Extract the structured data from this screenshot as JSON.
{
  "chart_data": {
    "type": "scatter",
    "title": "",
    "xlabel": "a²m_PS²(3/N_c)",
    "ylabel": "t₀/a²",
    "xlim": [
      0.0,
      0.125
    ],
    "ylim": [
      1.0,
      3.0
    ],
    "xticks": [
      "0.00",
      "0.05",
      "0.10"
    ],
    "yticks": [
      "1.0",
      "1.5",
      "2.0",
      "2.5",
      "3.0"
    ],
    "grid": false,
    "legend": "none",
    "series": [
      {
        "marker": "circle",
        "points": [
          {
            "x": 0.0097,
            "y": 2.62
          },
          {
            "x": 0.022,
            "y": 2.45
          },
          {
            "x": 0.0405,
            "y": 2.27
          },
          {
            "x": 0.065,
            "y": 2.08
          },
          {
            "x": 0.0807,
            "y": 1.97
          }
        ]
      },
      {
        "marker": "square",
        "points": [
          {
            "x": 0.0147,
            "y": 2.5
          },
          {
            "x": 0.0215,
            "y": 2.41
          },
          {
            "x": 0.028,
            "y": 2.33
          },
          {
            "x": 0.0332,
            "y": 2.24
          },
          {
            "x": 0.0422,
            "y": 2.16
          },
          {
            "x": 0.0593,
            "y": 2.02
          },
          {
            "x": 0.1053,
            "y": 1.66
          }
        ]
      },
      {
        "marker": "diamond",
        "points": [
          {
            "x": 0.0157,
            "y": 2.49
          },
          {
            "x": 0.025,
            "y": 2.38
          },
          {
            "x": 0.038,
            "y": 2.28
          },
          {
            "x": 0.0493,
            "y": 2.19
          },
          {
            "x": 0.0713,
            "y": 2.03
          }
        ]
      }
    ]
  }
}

════════════════════

• EXERCISE OBJECTIVE:
Reply with the number of lines in the preceding entries that contain "marker", and no other words.

• RESULT FOR THIS TASK:
3